Problem to solve
Check every line of the material below for the string "деятельности", and return the ones that have it.

#####

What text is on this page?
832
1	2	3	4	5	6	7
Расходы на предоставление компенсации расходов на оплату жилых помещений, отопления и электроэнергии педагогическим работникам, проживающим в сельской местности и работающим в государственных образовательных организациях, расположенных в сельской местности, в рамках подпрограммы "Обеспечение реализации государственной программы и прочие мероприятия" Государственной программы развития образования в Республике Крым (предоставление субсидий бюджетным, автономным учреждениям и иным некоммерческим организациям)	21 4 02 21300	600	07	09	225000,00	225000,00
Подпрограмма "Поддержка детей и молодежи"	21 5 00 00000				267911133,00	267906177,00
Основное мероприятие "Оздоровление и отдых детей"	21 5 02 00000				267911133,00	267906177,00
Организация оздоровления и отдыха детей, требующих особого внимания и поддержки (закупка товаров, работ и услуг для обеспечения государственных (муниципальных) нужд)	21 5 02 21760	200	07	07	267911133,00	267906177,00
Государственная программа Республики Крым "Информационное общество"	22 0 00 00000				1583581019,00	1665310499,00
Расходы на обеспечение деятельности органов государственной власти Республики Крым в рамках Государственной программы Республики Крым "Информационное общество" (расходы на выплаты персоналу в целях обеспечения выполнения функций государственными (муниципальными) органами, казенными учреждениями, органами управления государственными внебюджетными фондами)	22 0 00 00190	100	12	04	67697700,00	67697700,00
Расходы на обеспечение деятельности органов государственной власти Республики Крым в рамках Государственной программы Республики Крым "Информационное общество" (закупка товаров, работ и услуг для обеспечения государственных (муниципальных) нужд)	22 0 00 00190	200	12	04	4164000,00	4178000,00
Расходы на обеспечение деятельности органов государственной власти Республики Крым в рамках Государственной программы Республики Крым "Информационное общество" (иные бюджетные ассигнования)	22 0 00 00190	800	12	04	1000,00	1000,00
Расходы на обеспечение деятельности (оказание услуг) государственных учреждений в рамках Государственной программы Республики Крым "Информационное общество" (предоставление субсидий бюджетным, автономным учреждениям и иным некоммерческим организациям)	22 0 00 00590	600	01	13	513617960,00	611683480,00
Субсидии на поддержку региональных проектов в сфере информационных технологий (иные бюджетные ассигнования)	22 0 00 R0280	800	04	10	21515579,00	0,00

#####

Answer to the problem
Расходы на обеспечение деятельности органов государственной власти Республики Крым в рамках Государственной программы Республики Крым "Информационное общество" (расходы на выплаты персоналу в целях обеспечения выполнения функций государственными (муниципальными) органами, казенными учреждениями, органами управления государственными внебюджетными фондами)	22 0 00 00190	100	12	04	67697700,00	67697700,00
Расходы на обеспечение деятельности органов государственной власти Республики Крым в рамках Государственной программы Республики Крым "Информационное общество" (закупка товаров, работ и услуг для обеспечения государственных (муниципальных) нужд)	22 0 00 00190	200	12	04	4164000,00	4178000,00
Расходы на обеспечение деятельности органов государственной власти Республики Крым в рамках Государственной программы Республики Крым "Информационное общество" (иные бюджетные ассигнования)	22 0 00 00190	800	12	04	1000,00	1000,00
Расходы на обеспечение деятельности (оказание услуг) государственных учреждений в рамках Государственной программы Республики Крым "Информационное общество" (предоставление субсидий бюджетным, автономным учреждениям и иным некоммерческим организациям)	22 0 00 00590	600	01	13	513617960,00	611683480,00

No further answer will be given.